Problem
Every entry needs to be reproduced exactly.

Records provided
____

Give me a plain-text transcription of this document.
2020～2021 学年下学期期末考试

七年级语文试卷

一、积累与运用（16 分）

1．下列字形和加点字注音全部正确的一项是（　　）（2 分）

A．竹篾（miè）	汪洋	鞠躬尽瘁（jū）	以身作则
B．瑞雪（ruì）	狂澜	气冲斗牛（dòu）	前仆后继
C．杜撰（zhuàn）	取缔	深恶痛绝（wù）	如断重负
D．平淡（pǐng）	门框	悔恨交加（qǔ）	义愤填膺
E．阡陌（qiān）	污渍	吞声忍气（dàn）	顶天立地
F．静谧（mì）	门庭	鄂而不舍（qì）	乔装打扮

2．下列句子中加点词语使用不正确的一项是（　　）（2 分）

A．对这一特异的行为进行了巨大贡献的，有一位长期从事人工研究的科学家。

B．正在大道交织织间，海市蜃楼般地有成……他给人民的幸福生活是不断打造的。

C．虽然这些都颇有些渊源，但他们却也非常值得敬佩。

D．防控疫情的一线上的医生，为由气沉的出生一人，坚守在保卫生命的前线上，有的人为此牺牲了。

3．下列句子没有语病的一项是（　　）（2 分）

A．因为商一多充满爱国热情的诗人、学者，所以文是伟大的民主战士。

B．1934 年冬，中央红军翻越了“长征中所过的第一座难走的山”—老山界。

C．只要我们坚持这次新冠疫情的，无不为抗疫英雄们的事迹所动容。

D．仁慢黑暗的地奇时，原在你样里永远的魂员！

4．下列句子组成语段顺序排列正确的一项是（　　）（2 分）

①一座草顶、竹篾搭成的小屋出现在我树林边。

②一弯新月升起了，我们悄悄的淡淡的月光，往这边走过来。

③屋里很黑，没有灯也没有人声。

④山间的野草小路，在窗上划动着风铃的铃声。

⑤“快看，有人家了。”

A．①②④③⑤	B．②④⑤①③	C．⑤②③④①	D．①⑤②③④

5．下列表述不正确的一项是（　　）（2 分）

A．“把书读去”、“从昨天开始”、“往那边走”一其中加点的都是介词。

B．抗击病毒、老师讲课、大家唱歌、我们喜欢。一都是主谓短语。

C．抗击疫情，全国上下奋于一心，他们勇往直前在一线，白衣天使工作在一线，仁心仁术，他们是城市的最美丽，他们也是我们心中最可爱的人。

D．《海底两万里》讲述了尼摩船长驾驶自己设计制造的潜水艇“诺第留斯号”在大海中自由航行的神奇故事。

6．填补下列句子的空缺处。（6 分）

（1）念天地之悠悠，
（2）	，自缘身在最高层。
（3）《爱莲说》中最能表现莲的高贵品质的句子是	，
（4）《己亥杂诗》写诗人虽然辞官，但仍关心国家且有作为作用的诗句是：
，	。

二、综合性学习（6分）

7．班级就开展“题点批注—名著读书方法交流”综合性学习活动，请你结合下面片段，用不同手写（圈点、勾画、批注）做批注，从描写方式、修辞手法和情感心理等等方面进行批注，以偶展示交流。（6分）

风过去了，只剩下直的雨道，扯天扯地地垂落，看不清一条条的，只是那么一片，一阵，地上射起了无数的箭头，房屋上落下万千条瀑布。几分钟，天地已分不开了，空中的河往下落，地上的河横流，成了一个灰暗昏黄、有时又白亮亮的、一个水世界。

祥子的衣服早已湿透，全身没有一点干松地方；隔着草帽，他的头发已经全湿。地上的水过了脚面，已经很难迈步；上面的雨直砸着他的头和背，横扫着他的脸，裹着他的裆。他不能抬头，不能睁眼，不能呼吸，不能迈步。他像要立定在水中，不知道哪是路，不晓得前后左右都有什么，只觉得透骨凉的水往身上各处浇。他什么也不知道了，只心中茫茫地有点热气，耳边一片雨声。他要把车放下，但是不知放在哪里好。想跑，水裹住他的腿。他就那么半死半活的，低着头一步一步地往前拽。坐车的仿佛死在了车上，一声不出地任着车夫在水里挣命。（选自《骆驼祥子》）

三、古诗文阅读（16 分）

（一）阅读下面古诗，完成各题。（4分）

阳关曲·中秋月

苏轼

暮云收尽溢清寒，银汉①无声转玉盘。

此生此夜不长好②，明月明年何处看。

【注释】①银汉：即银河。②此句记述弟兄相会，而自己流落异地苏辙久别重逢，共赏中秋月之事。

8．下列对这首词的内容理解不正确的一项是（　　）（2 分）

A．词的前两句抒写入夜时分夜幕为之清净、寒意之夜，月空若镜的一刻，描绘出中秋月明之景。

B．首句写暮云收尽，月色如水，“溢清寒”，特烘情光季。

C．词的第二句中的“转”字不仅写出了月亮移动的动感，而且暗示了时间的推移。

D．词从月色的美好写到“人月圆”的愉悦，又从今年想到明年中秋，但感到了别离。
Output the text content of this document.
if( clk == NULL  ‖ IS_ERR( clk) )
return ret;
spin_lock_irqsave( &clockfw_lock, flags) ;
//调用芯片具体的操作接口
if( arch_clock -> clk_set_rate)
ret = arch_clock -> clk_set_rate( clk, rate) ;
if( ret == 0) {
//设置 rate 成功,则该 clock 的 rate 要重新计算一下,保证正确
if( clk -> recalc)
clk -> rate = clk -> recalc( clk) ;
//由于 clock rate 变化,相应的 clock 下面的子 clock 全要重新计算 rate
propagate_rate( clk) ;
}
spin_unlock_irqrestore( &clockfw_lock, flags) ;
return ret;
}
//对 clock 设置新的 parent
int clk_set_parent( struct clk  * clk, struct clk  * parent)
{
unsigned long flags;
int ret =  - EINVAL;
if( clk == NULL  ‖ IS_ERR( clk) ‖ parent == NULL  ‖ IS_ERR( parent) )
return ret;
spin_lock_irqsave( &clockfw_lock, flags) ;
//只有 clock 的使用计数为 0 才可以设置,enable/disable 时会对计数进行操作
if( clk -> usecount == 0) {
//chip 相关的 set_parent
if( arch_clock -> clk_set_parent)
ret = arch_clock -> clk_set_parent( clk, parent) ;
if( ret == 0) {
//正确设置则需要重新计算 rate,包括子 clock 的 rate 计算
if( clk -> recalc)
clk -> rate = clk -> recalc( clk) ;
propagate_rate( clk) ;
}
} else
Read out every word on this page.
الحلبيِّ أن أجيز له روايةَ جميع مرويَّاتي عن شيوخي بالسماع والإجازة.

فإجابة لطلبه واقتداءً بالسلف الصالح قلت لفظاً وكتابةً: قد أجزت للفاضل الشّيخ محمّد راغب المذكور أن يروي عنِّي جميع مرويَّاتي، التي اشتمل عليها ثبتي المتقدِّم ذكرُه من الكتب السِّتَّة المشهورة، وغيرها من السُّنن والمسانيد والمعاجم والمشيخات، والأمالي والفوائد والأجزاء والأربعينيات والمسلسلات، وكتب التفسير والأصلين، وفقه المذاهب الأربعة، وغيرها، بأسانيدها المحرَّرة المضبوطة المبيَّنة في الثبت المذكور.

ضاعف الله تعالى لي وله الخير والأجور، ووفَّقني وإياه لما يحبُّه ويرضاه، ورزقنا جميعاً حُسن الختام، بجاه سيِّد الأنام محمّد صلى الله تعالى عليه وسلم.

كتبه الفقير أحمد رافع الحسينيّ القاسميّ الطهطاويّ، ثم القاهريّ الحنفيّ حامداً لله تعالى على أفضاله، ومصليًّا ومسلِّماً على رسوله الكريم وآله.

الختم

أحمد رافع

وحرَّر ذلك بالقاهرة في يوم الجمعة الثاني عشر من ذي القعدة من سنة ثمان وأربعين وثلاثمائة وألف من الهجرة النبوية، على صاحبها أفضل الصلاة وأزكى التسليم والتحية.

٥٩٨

____

Complete answer
Give me a plain-text transcription of this document.
2020～2021 学年下学期期末考试

七年级语文试卷

一、积累与运用（16 分）

1．下列字形和加点字注音全部正确的一项是（　　）（2 分）

A．竹篾（miè）	汪洋	鞠躬尽瘁（jū）	以身作则
B．瑞雪（ruì）	狂澜	气冲斗牛（dòu）	前仆后继
C．杜撰（zhuàn）	取缔	深恶痛绝（wù）	如断重负
D．平淡（pǐng）	门框	悔恨交加（qǔ）	义愤填膺
E．阡陌（qiān）	污渍	吞声忍气（dàn）	顶天立地
F．静谧（mì）	门庭	鄂而不舍（qì）	乔装打扮

2．下列句子中加点词语使用不正确的一项是（　　）（2 分）

A．对这一特异的行为进行了巨大贡献的，有一位长期从事人工研究的科学家。

B．正在大道交织织间，海市蜃楼般地有成……他给人民的幸福生活是不断打造的。

C．虽然这些都颇有些渊源，但他们却也非常值得敬佩。

D．防控疫情的一线上的医生，为由气沉的出生一人，坚守在保卫生命的前线上，有的人为此牺牲了。

3．下列句子没有语病的一项是（　　）（2 分）

A．因为商一多充满爱国热情的诗人、学者，所以文是伟大的民主战士。

B．1934 年冬，中央红军翻越了“长征中所过的第一座难走的山”—老山界。

C．只要我们坚持这次新冠疫情的，无不为抗疫英雄们的事迹所动容。

D．仁慢黑暗的地奇时，原在你样里永远的魂员！

4．下列句子组成语段顺序排列正确的一项是（　　）（2 分）

①一座草顶、竹篾搭成的小屋出现在我树林边。

②一弯新月升起了，我们悄悄的淡淡的月光，往这边走过来。

③屋里很黑，没有灯也没有人声。

④山间的野草小路，在窗上划动着风铃的铃声。

⑤“快看，有人家了。”

A．①②④③⑤	B．②④⑤①③	C．⑤②③④①	D．①⑤②③④

5．下列表述不正确的一项是（　　）（2 分）

A．“把书读去”、“从昨天开始”、“往那边走”一其中加点的都是介词。

B．抗击病毒、老师讲课、大家唱歌、我们喜欢。一都是主谓短语。

C．抗击疫情，全国上下奋于一心，他们勇往直前在一线，白衣天使工作在一线，仁心仁术，他们是城市的最美丽，他们也是我们心中最可爱的人。

D．《海底两万里》讲述了尼摩船长驾驶自己设计制造的潜水艇“诺第留斯号”在大海中自由航行的神奇故事。

6．填补下列句子的空缺处。（6 分）

（1）念天地之悠悠，
（2）	，自缘身在最高层。
（3）《爱莲说》中最能表现莲的高贵品质的句子是	，
（4）《己亥杂诗》写诗人虽然辞官，但仍关心国家且有作为作用的诗句是：
，	。

二、综合性学习（6分）

7．班级就开展“题点批注—名著读书方法交流”综合性学习活动，请你结合下面片段，用不同手写（圈点、勾画、批注）做批注，从描写方式、修辞手法和情感心理等等方面进行批注，以偶展示交流。（6分）

风过去了，只剩下直的雨道，扯天扯地地垂落，看不清一条条的，只是那么一片，一阵，地上射起了无数的箭头，房屋上落下万千条瀑布。几分钟，天地已分不开了，空中的河往下落，地上的河横流，成了一个灰暗昏黄、有时又白亮亮的、一个水世界。

祥子的衣服早已湿透，全身没有一点干松地方；隔着草帽，他的头发已经全湿。地上的水过了脚面，已经很难迈步；上面的雨直砸着他的头和背，横扫着他的脸，裹着他的裆。他不能抬头，不能睁眼，不能呼吸，不能迈步。他像要立定在水中，不知道哪是路，不晓得前后左右都有什么，只觉得透骨凉的水往身上各处浇。他什么也不知道了，只心中茫茫地有点热气，耳边一片雨声。他要把车放下，但是不知放在哪里好。想跑，水裹住他的腿。他就那么半死半活的，低着头一步一步地往前拽。坐车的仿佛死在了车上，一声不出地任着车夫在水里挣命。（选自《骆驼祥子》）

三、古诗文阅读（16 分）

（一）阅读下面古诗，完成各题。（4分）

阳关曲·中秋月

苏轼

暮云收尽溢清寒，银汉①无声转玉盘。

此生此夜不长好②，明月明年何处看。

【注释】①银汉：即银河。②此句记述弟兄相会，而自己流落异地苏辙久别重逢，共赏中秋月之事。

8．下列对这首词的内容理解不正确的一项是（　　）（2 分）

A．词的前两句抒写入夜时分夜幕为之清净、寒意之夜，月空若镜的一刻，描绘出中秋月明之景。

B．首句写暮云收尽，月色如水，“溢清寒”，特烘情光季。

C．词的第二句中的“转”字不仅写出了月亮移动的动感，而且暗示了时间的推移。

D．词从月色的美好写到“人月圆”的愉悦，又从今年想到明年中秋，但感到了别离。
Output the text content of this document.
if( clk == NULL  ‖ IS_ERR( clk) )
return ret;
spin_lock_irqsave( &clockfw_lock, flags) ;
//调用芯片具体的操作接口
if( arch_clock -> clk_set_rate)
ret = arch_clock -> clk_set_rate( clk, rate) ;
if( ret == 0) {
//设置 rate 成功,则该 clock 的 rate 要重新计算一下,保证正确
if( clk -> recalc)
clk -> rate = clk -> recalc( clk) ;
//由于 clock rate 变化,相应的 clock 下面的子 clock 全要重新计算 rate
propagate_rate( clk) ;
}
spin_unlock_irqrestore( &clockfw_lock, flags) ;
return ret;
}
//对 clock 设置新的 parent
int clk_set_parent( struct clk  * clk, struct clk  * parent)
{
unsigned long flags;
int ret =  - EINVAL;
if( clk == NULL  ‖ IS_ERR( clk) ‖ parent == NULL  ‖ IS_ERR( parent) )
return ret;
spin_lock_irqsave( &clockfw_lock, flags) ;
//只有 clock 的使用计数为 0 才可以设置,enable/disable 时会对计数进行操作
if( clk -> usecount == 0) {
//chip 相关的 set_parent
if( arch_clock -> clk_set_parent)
ret = arch_clock -> clk_set_parent( clk, parent) ;
if( ret == 0) {
//正确设置则需要重新计算 rate,包括子 clock 的 rate 计算
if( clk -> recalc)
clk -> rate = clk -> recalc( clk) ;
propagate_rate( clk) ;
}
} else
Read out every word on this page.
الحلبيِّ أن أجيز له روايةَ جميع مرويَّاتي عن شيوخي بالسماع والإجازة.

فإجابة لطلبه واقتداءً بالسلف الصالح قلت لفظاً وكتابةً: قد أجزت للفاضل الشّيخ محمّد راغب المذكور أن يروي عنِّي جميع مرويَّاتي، التي اشتمل عليها ثبتي المتقدِّم ذكرُه من الكتب السِّتَّة المشهورة، وغيرها من السُّنن والمسانيد والمعاجم والمشيخات، والأمالي والفوائد والأجزاء والأربعينيات والمسلسلات، وكتب التفسير والأصلين، وفقه المذاهب الأربعة، وغيرها، بأسانيدها المحرَّرة المضبوطة المبيَّنة في الثبت المذكور.

ضاعف الله تعالى لي وله الخير والأجور، ووفَّقني وإياه لما يحبُّه ويرضاه، ورزقنا جميعاً حُسن الختام، بجاه سيِّد الأنام محمّد صلى الله تعالى عليه وسلم.

كتبه الفقير أحمد رافع الحسينيّ القاسميّ الطهطاويّ، ثم القاهريّ الحنفيّ حامداً لله تعالى على أفضاله، ومصليًّا ومسلِّماً على رسوله الكريم وآله.

الختم

أحمد رافع

وحرَّر ذلك بالقاهرة في يوم الجمعة الثاني عشر من ذي القعدة من سنة ثمان وأربعين وثلاثمائة وألف من الهجرة النبوية، على صاحبها أفضل الصلاة وأزكى التسليم والتحية.

٥٩٨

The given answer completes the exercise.